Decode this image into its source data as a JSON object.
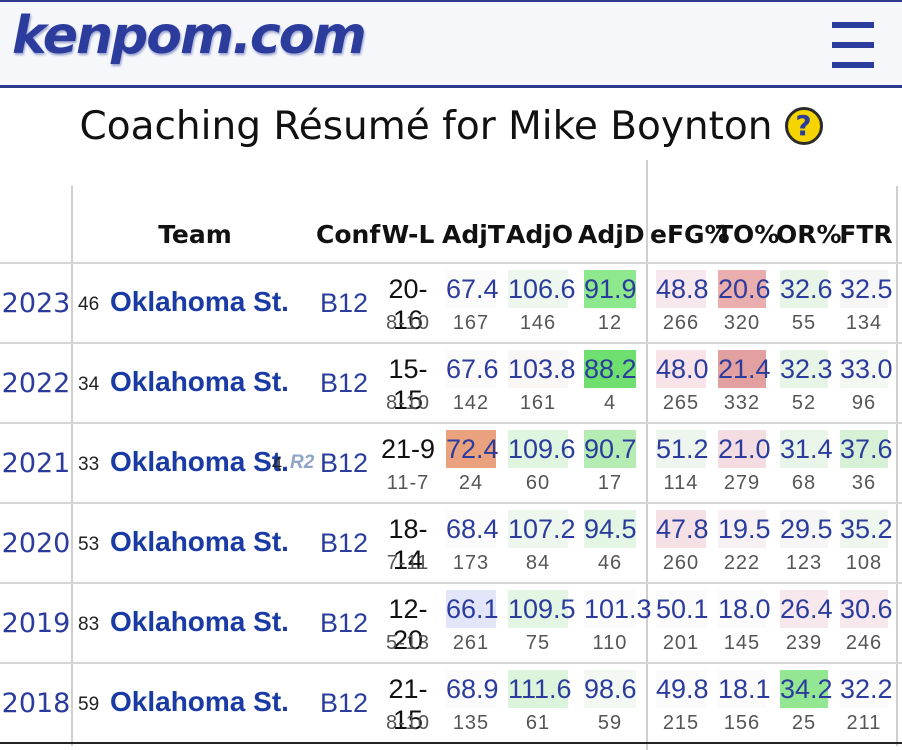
{
  "site": {
    "logo": "kenpom.com",
    "menu_icon": "hamburger-menu-icon"
  },
  "page": {
    "title": "Coaching Résumé for Mike Boynton",
    "help_symbol": "?"
  },
  "table": {
    "headers": {
      "team": "Team",
      "conf": "Conf",
      "wl": "W-L",
      "adjt": "AdjT",
      "adjo": "AdjO",
      "adjd": "AdjD",
      "efg": "eFG%",
      "to": "TO%",
      "or": "OR%",
      "ftr": "FTR"
    },
    "rows": [
      {
        "year": "2023",
        "rank": "46",
        "team": "Oklahoma St.",
        "seed": "",
        "round": "",
        "conf": "B12",
        "wl": "20-16",
        "conf_wl": "8-10",
        "adjt": "67.4",
        "adjt_rk": "167",
        "adjo": "106.6",
        "adjo_rk": "146",
        "adjd": "91.9",
        "adjd_rk": "12",
        "efg": "48.8",
        "efg_rk": "266",
        "to": "20.6",
        "to_rk": "320",
        "or": "32.6",
        "or_rk": "55",
        "ftr": "32.5",
        "ftr_rk": "134"
      },
      {
        "year": "2022",
        "rank": "34",
        "team": "Oklahoma St.",
        "seed": "",
        "round": "",
        "conf": "B12",
        "wl": "15-15",
        "conf_wl": "8-10",
        "adjt": "67.6",
        "adjt_rk": "142",
        "adjo": "103.8",
        "adjo_rk": "161",
        "adjd": "88.2",
        "adjd_rk": "4",
        "efg": "48.0",
        "efg_rk": "265",
        "to": "21.4",
        "to_rk": "332",
        "or": "32.3",
        "or_rk": "52",
        "ftr": "33.0",
        "ftr_rk": "96"
      },
      {
        "year": "2021",
        "rank": "33",
        "team": "Oklahoma St.",
        "seed": "4",
        "round": "R2",
        "conf": "B12",
        "wl": "21-9",
        "conf_wl": "11-7",
        "adjt": "72.4",
        "adjt_rk": "24",
        "adjo": "109.6",
        "adjo_rk": "60",
        "adjd": "90.7",
        "adjd_rk": "17",
        "efg": "51.2",
        "efg_rk": "114",
        "to": "21.0",
        "to_rk": "279",
        "or": "31.4",
        "or_rk": "68",
        "ftr": "37.6",
        "ftr_rk": "36"
      },
      {
        "year": "2020",
        "rank": "53",
        "team": "Oklahoma St.",
        "seed": "",
        "round": "",
        "conf": "B12",
        "wl": "18-14",
        "conf_wl": "7-11",
        "adjt": "68.4",
        "adjt_rk": "173",
        "adjo": "107.2",
        "adjo_rk": "84",
        "adjd": "94.5",
        "adjd_rk": "46",
        "efg": "47.8",
        "efg_rk": "260",
        "to": "19.5",
        "to_rk": "222",
        "or": "29.5",
        "or_rk": "123",
        "ftr": "35.2",
        "ftr_rk": "108"
      },
      {
        "year": "2019",
        "rank": "83",
        "team": "Oklahoma St.",
        "seed": "",
        "round": "",
        "conf": "B12",
        "wl": "12-20",
        "conf_wl": "5-13",
        "adjt": "66.1",
        "adjt_rk": "261",
        "adjo": "109.5",
        "adjo_rk": "75",
        "adjd": "101.3",
        "adjd_rk": "110",
        "efg": "50.1",
        "efg_rk": "201",
        "to": "18.0",
        "to_rk": "145",
        "or": "26.4",
        "or_rk": "239",
        "ftr": "30.6",
        "ftr_rk": "246"
      },
      {
        "year": "2018",
        "rank": "59",
        "team": "Oklahoma St.",
        "seed": "",
        "round": "",
        "conf": "B12",
        "wl": "21-15",
        "conf_wl": "8-10",
        "adjt": "68.9",
        "adjt_rk": "135",
        "adjo": "111.6",
        "adjo_rk": "61",
        "adjd": "98.6",
        "adjd_rk": "59",
        "efg": "49.8",
        "efg_rk": "215",
        "to": "18.1",
        "to_rk": "156",
        "or": "34.2",
        "or_rk": "25",
        "ftr": "32.2",
        "ftr_rk": "211"
      }
    ]
  }
}
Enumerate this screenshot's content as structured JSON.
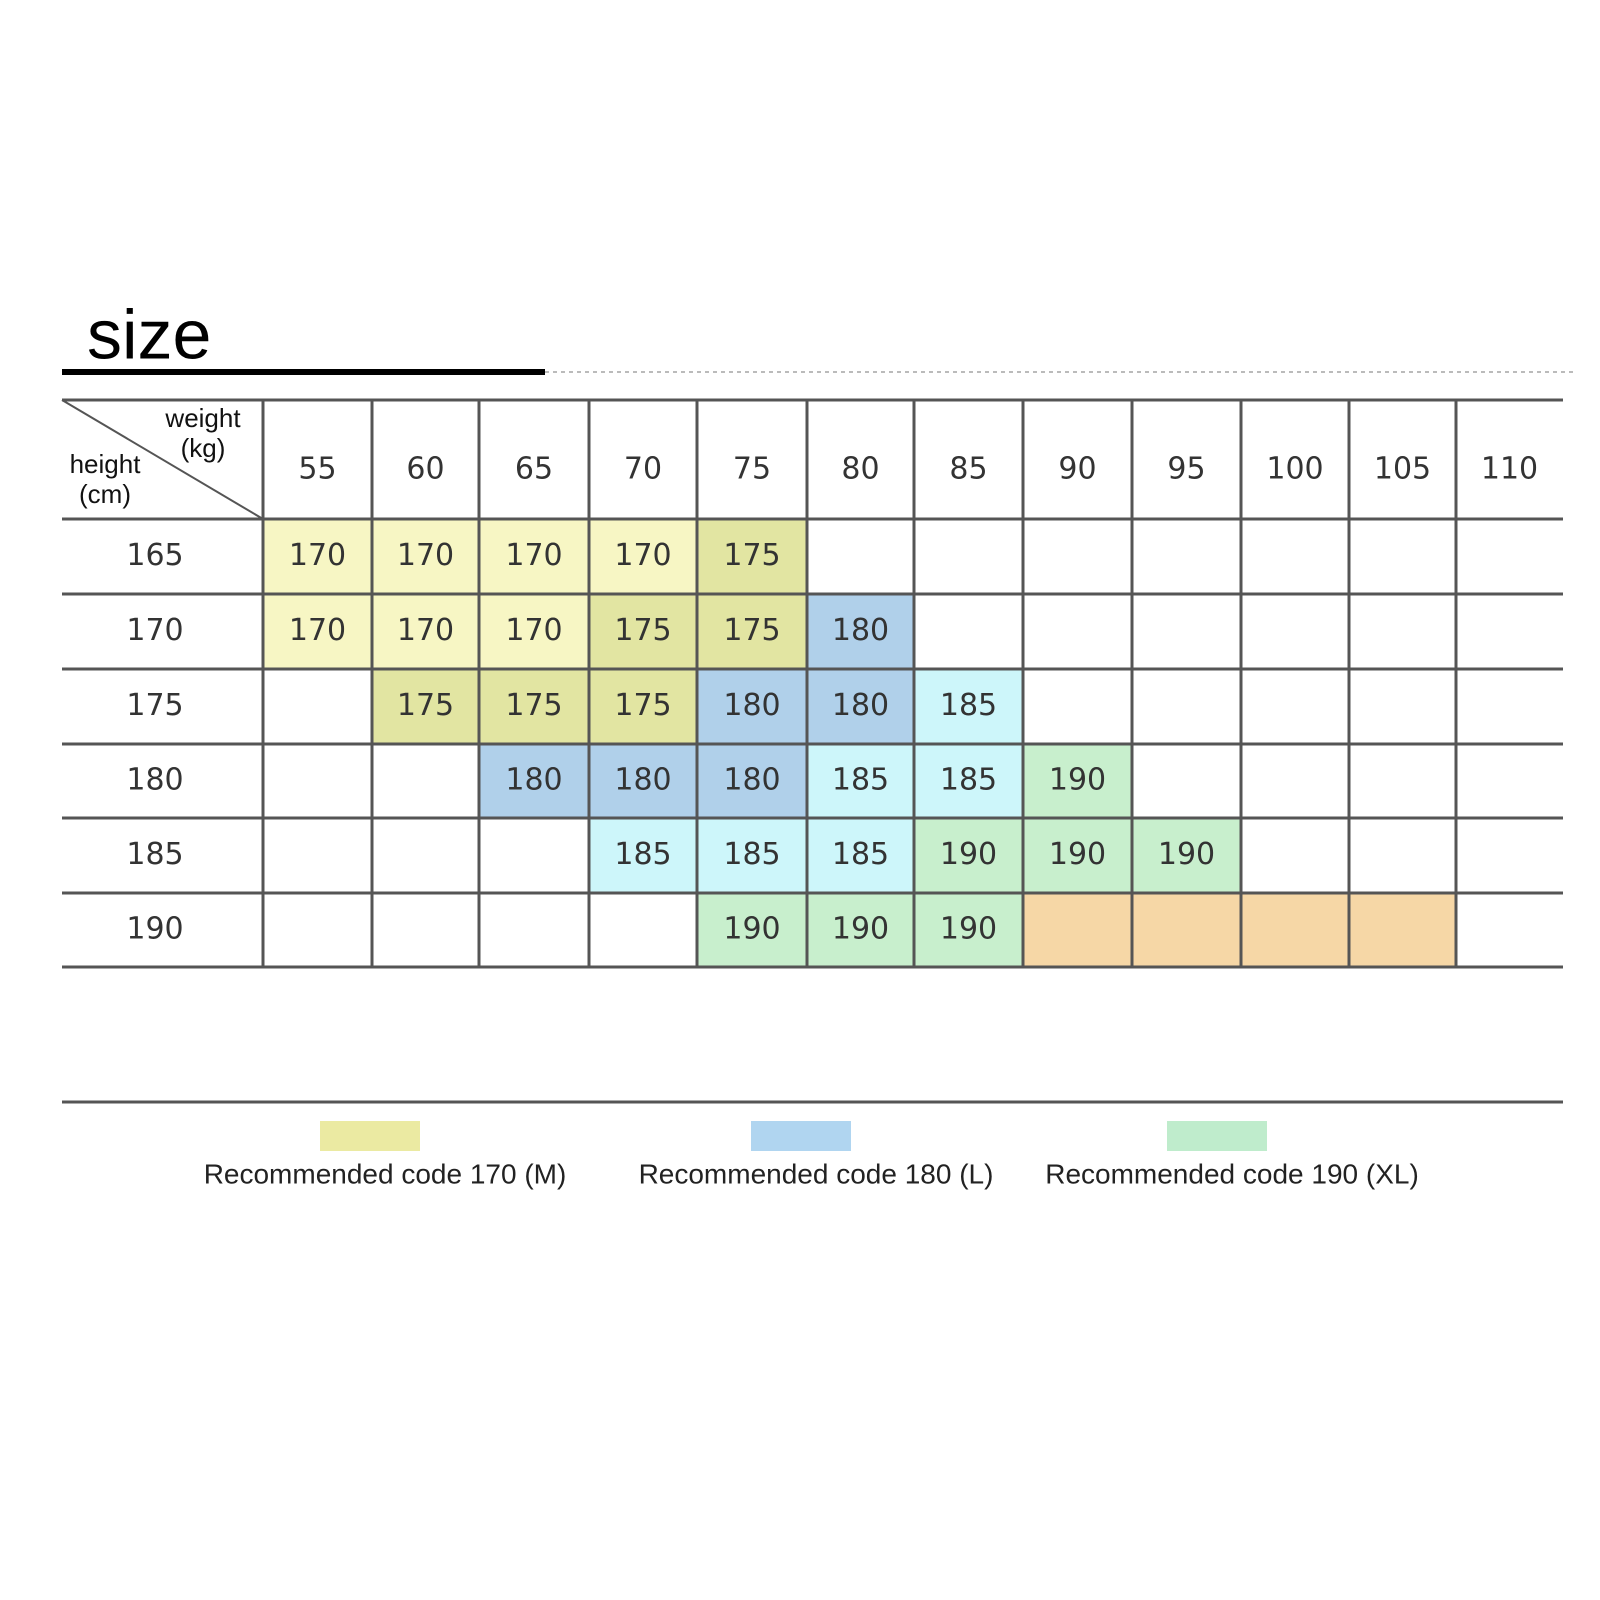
{
  "title": "size",
  "table": {
    "corner": {
      "top": [
        "weight",
        "(kg)"
      ],
      "bottom": [
        "height",
        "(cm)"
      ]
    },
    "columns": [
      55,
      60,
      65,
      70,
      75,
      80,
      85,
      90,
      95,
      100,
      105,
      110
    ],
    "rows": [
      {
        "height": 165,
        "cells": [
          170,
          170,
          170,
          170,
          175,
          null,
          null,
          null,
          null,
          null,
          null,
          null
        ],
        "colors": [
          "#f7f6c4",
          "#f7f6c4",
          "#f7f6c4",
          "#f7f6c4",
          "#e2e5a2",
          null,
          null,
          null,
          null,
          null,
          null,
          null
        ]
      },
      {
        "height": 170,
        "cells": [
          170,
          170,
          170,
          175,
          175,
          180,
          null,
          null,
          null,
          null,
          null,
          null
        ],
        "colors": [
          "#f7f6c4",
          "#f7f6c4",
          "#f7f6c4",
          "#e2e5a2",
          "#e2e5a2",
          "#b0d0ea",
          null,
          null,
          null,
          null,
          null,
          null
        ]
      },
      {
        "height": 175,
        "cells": [
          null,
          175,
          175,
          175,
          180,
          180,
          185,
          null,
          null,
          null,
          null,
          null
        ],
        "colors": [
          null,
          "#e2e5a2",
          "#e2e5a2",
          "#e2e5a2",
          "#b0d0ea",
          "#b0d0ea",
          "#cdf6fa",
          null,
          null,
          null,
          null,
          null
        ]
      },
      {
        "height": 180,
        "cells": [
          null,
          null,
          180,
          180,
          180,
          185,
          185,
          190,
          null,
          null,
          null,
          null
        ],
        "colors": [
          null,
          null,
          "#b0d0ea",
          "#b0d0ea",
          "#b0d0ea",
          "#cdf6fa",
          "#cdf6fa",
          "#c8efcd",
          null,
          null,
          null,
          null
        ]
      },
      {
        "height": 185,
        "cells": [
          null,
          null,
          null,
          185,
          185,
          185,
          190,
          190,
          190,
          null,
          null,
          null
        ],
        "colors": [
          null,
          null,
          null,
          "#cdf6fa",
          "#cdf6fa",
          "#cdf6fa",
          "#c8efcd",
          "#c8efcd",
          "#c8efcd",
          null,
          null,
          null
        ]
      },
      {
        "height": 190,
        "cells": [
          null,
          null,
          null,
          null,
          190,
          190,
          190,
          null,
          null,
          null,
          null,
          null
        ],
        "colors": [
          null,
          null,
          null,
          null,
          "#c8efcd",
          "#c8efcd",
          "#c8efcd",
          "#f6d7a6",
          "#f6d7a6",
          "#f6d7a6",
          "#f6d7a6",
          null
        ]
      }
    ]
  },
  "legend": [
    {
      "label": "Recommended code 170 (M)",
      "color": "#ebeaa2"
    },
    {
      "label": "Recommended code 180 (L)",
      "color": "#b0d5f0"
    },
    {
      "label": "Recommended code 190 (XL)",
      "color": "#bfeccc"
    }
  ]
}
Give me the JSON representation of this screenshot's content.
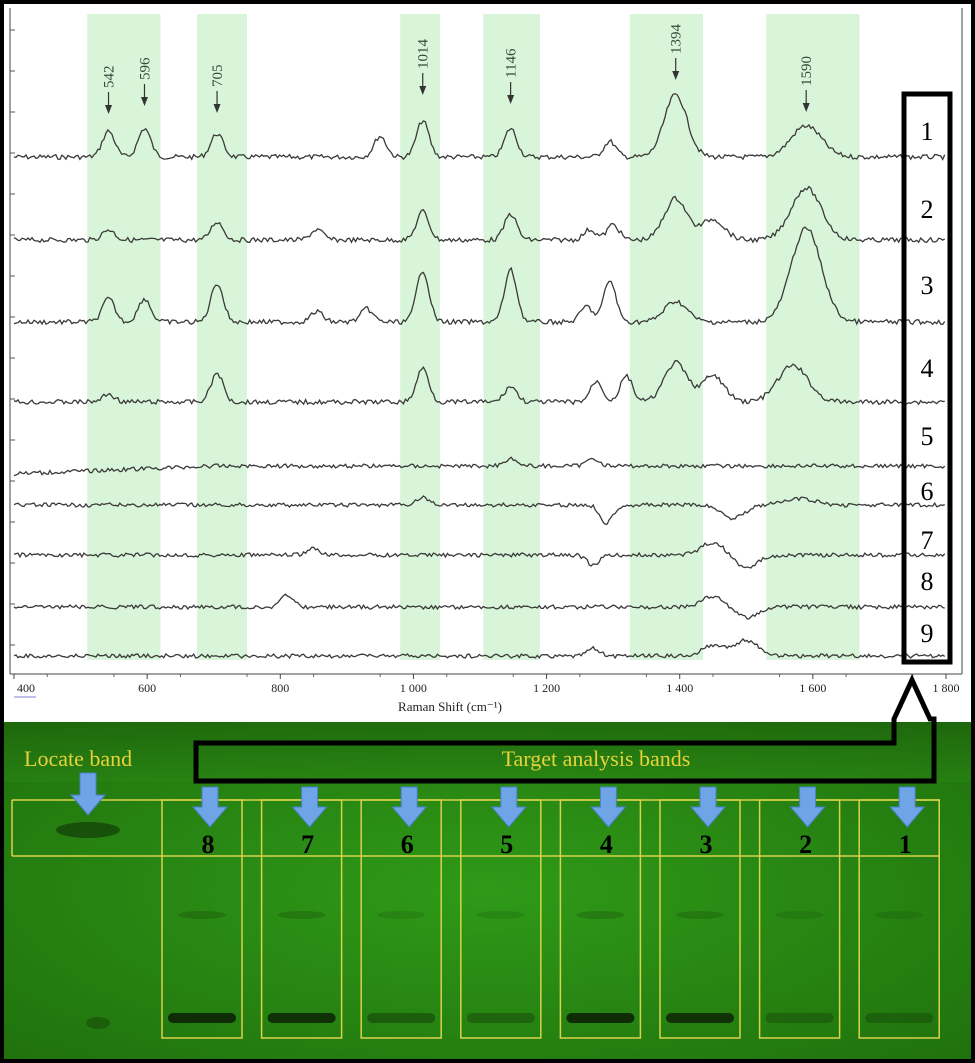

Exercise brief: Repeat the material above word for word, please, apart from its images.

Task result:
Decode this image into its source data as a JSON object.
{
  "site": {
    "logo": "kenpom.com",
    "menu_icon": "hamburger-menu-icon"
  },
  "page": {
    "title": "Coaching Résumé for Mike Boynton",
    "help_symbol": "?"
  },
  "table": {
    "headers": {
      "team": "Team",
      "conf": "Conf",
      "wl": "W-L",
      "adjt": "AdjT",
      "adjo": "AdjO",
      "adjd": "AdjD",
      "efg": "eFG%",
      "to": "TO%",
      "or": "OR%",
      "ftr": "FTR"
    },
    "rows": [
      {
        "year": "2023",
        "rank": "46",
        "team": "Oklahoma St.",
        "seed": "",
        "round": "",
        "conf": "B12",
        "wl": "20-16",
        "conf_wl": "8-10",
        "adjt": "67.4",
        "adjt_rk": "167",
        "adjo": "106.6",
        "adjo_rk": "146",
        "adjd": "91.9",
        "adjd_rk": "12",
        "efg": "48.8",
        "efg_rk": "266",
        "to": "20.6",
        "to_rk": "320",
        "or": "32.6",
        "or_rk": "55",
        "ftr": "32.5",
        "ftr_rk": "134"
      },
      {
        "year": "2022",
        "rank": "34",
        "team": "Oklahoma St.",
        "seed": "",
        "round": "",
        "conf": "B12",
        "wl": "15-15",
        "conf_wl": "8-10",
        "adjt": "67.6",
        "adjt_rk": "142",
        "adjo": "103.8",
        "adjo_rk": "161",
        "adjd": "88.2",
        "adjd_rk": "4",
        "efg": "48.0",
        "efg_rk": "265",
        "to": "21.4",
        "to_rk": "332",
        "or": "32.3",
        "or_rk": "52",
        "ftr": "33.0",
        "ftr_rk": "96"
      },
      {
        "year": "2021",
        "rank": "33",
        "team": "Oklahoma St.",
        "seed": "4",
        "round": "R2",
        "conf": "B12",
        "wl": "21-9",
        "conf_wl": "11-7",
        "adjt": "72.4",
        "adjt_rk": "24",
        "adjo": "109.6",
        "adjo_rk": "60",
        "adjd": "90.7",
        "adjd_rk": "17",
        "efg": "51.2",
        "efg_rk": "114",
        "to": "21.0",
        "to_rk": "279",
        "or": "31.4",
        "or_rk": "68",
        "ftr": "37.6",
        "ftr_rk": "36"
      },
      {
        "year": "2020",
        "rank": "53",
        "team": "Oklahoma St.",
        "seed": "",
        "round": "",
        "conf": "B12",
        "wl": "18-14",
        "conf_wl": "7-11",
        "adjt": "68.4",
        "adjt_rk": "173",
        "adjo": "107.2",
        "adjo_rk": "84",
        "adjd": "94.5",
        "adjd_rk": "46",
        "efg": "47.8",
        "efg_rk": "260",
        "to": "19.5",
        "to_rk": "222",
        "or": "29.5",
        "or_rk": "123",
        "ftr": "35.2",
        "ftr_rk": "108"
      },
      {
        "year": "2019",
        "rank": "83",
        "team": "Oklahoma St.",
        "seed": "",
        "round": "",
        "conf": "B12",
        "wl": "12-20",
        "conf_wl": "5-13",
        "adjt": "66.1",
        "adjt_rk": "261",
        "adjo": "109.5",
        "adjo_rk": "75",
        "adjd": "101.3",
        "adjd_rk": "110",
        "efg": "50.1",
        "efg_rk": "201",
        "to": "18.0",
        "to_rk": "145",
        "or": "26.4",
        "or_rk": "239",
        "ftr": "30.6",
        "ftr_rk": "246"
      },
      {
        "year": "2018",
        "rank": "59",
        "team": "Oklahoma St.",
        "seed": "",
        "round": "",
        "conf": "B12",
        "wl": "21-15",
        "conf_wl": "8-10",
        "adjt": "68.9",
        "adjt_rk": "135",
        "adjo": "111.6",
        "adjo_rk": "61",
        "adjd": "98.6",
        "adjd_rk": "59",
        "efg": "49.8",
        "efg_rk": "215",
        "to": "18.1",
        "to_rk": "156",
        "or": "34.2",
        "or_rk": "25",
        "ftr": "32.2",
        "ftr_rk": "211"
      }
    ]
  }
}
Enumerate this screenshot's content as structured JSON.
{
  "title": "size",
  "table": {
    "corner": {
      "top": [
        "weight",
        "(kg)"
      ],
      "bottom": [
        "height",
        "(cm)"
      ]
    },
    "columns": [
      55,
      60,
      65,
      70,
      75,
      80,
      85,
      90,
      95,
      100,
      105,
      110
    ],
    "rows": [
      {
        "height": 165,
        "cells": [
          170,
          170,
          170,
          170,
          175,
          null,
          null,
          null,
          null,
          null,
          null,
          null
        ],
        "colors": [
          "#f7f6c4",
          "#f7f6c4",
          "#f7f6c4",
          "#f7f6c4",
          "#e2e5a2",
          null,
          null,
          null,
          null,
          null,
          null,
          null
        ]
      },
      {
        "height": 170,
        "cells": [
          170,
          170,
          170,
          175,
          175,
          180,
          null,
          null,
          null,
          null,
          null,
          null
        ],
        "colors": [
          "#f7f6c4",
          "#f7f6c4",
          "#f7f6c4",
          "#e2e5a2",
          "#e2e5a2",
          "#b0d0ea",
          null,
          null,
          null,
          null,
          null,
          null
        ]
      },
      {
        "height": 175,
        "cells": [
          null,
          175,
          175,
          175,
          180,
          180,
          185,
          null,
          null,
          null,
          null,
          null
        ],
        "colors": [
          null,
          "#e2e5a2",
          "#e2e5a2",
          "#e2e5a2",
          "#b0d0ea",
          "#b0d0ea",
          "#cdf6fa",
          null,
          null,
          null,
          null,
          null
        ]
      },
      {
        "height": 180,
        "cells": [
          null,
          null,
          180,
          180,
          180,
          185,
          185,
          190,
          null,
          null,
          null,
          null
        ],
        "colors": [
          null,
          null,
          "#b0d0ea",
          "#b0d0ea",
          "#b0d0ea",
          "#cdf6fa",
          "#cdf6fa",
          "#c8efcd",
          null,
          null,
          null,
          null
        ]
      },
      {
        "height": 185,
        "cells": [
          null,
          null,
          null,
          185,
          185,
          185,
          190,
          190,
          190,
          null,
          null,
          null
        ],
        "colors": [
          null,
          null,
          null,
          "#cdf6fa",
          "#cdf6fa",
          "#cdf6fa",
          "#c8efcd",
          "#c8efcd",
          "#c8efcd",
          null,
          null,
          null
        ]
      },
      {
        "height": 190,
        "cells": [
          null,
          null,
          null,
          null,
          190,
          190,
          190,
          null,
          null,
          null,
          null,
          null
        ],
        "colors": [
          null,
          null,
          null,
          null,
          "#c8efcd",
          "#c8efcd",
          "#c8efcd",
          "#f6d7a6",
          "#f6d7a6",
          "#f6d7a6",
          "#f6d7a6",
          null
        ]
      }
    ]
  },
  "legend": [
    {
      "label": "Recommended code 170 (M)",
      "color": "#ebeaa2"
    },
    {
      "label": "Recommended code 180 (L)",
      "color": "#b0d5f0"
    },
    {
      "label": "Recommended code 190 (XL)",
      "color": "#bfeccc"
    }
  ]
}
Give me the JSON representation of this screenshot's content.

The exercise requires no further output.